**GIVEN INSTRUCTION:** Check every line of the entries for "Łącznie", and copy the lines that hold it.

**EXTRACTED ENTRIES:**
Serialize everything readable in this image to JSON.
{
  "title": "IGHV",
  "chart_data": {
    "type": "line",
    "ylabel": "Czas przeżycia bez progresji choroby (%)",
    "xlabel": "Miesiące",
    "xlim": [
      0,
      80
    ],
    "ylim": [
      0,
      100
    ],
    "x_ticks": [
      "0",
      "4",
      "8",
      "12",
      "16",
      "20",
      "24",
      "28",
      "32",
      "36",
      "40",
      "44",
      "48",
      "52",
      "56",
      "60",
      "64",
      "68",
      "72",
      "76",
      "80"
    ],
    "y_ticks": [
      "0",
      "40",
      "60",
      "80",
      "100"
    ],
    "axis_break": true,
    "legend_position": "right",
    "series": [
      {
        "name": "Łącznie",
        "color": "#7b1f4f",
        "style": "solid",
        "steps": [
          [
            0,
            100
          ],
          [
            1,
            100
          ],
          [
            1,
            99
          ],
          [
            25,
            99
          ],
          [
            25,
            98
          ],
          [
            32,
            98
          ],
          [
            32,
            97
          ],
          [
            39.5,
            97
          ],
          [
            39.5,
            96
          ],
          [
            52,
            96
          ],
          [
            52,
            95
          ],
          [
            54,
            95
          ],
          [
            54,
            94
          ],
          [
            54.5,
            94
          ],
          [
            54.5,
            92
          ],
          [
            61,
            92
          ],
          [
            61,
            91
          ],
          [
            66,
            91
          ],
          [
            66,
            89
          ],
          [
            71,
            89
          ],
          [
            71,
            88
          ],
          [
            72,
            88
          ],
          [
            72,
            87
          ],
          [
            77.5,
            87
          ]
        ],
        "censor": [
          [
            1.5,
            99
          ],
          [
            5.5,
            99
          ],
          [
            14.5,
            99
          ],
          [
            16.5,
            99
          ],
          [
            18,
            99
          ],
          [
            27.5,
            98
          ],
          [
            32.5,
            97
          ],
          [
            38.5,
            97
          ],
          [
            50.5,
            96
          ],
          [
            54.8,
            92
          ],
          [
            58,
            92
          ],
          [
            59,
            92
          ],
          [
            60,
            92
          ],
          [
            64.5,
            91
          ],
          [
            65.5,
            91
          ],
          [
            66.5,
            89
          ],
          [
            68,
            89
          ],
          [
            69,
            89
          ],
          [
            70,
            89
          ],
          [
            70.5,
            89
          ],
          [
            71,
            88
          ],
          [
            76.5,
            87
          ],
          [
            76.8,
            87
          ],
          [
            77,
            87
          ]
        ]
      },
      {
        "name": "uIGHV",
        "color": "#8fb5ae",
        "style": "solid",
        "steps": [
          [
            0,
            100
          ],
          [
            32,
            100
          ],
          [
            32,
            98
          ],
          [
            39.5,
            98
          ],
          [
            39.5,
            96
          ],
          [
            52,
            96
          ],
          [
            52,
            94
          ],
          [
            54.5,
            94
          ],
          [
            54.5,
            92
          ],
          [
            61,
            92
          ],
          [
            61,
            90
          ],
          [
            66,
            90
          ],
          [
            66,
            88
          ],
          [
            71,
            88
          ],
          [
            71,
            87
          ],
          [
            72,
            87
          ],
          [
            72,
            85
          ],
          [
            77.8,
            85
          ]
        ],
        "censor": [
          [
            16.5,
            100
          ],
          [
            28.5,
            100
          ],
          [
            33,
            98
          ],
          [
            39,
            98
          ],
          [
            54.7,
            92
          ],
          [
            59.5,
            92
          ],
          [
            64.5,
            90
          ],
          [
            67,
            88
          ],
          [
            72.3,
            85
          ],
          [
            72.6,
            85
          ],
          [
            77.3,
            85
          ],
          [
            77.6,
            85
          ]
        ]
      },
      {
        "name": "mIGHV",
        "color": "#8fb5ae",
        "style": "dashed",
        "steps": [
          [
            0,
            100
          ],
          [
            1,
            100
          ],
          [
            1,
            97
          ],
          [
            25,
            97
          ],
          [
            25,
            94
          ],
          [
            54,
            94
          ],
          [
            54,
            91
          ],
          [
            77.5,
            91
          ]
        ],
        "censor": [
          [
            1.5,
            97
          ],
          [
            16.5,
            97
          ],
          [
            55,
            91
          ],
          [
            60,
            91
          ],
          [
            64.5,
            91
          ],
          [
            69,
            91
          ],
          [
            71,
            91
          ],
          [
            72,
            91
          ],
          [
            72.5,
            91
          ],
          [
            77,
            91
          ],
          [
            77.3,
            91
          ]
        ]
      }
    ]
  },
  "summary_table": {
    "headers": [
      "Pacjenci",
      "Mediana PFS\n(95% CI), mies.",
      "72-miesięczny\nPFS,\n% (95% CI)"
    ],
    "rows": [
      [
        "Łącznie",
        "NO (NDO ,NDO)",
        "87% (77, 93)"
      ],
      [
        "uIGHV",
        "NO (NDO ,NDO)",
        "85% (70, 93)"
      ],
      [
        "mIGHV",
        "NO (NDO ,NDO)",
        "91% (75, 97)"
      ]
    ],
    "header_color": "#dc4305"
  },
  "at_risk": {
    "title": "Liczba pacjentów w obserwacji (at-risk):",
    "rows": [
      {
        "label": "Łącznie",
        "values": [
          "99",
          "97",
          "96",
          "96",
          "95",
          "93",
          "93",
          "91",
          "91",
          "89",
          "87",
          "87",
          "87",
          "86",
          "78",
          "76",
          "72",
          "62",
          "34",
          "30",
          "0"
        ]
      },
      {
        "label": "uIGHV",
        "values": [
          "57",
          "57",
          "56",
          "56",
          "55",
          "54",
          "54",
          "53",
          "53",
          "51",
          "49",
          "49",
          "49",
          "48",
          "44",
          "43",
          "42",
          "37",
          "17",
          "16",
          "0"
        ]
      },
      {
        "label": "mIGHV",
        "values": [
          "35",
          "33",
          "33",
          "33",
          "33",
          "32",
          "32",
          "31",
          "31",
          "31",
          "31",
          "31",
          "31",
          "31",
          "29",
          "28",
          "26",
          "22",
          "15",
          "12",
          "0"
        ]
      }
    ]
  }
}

**WORKED SOLUTION:**
        "name": "Łącznie",
        "Łącznie",
        "label": "Łącznie",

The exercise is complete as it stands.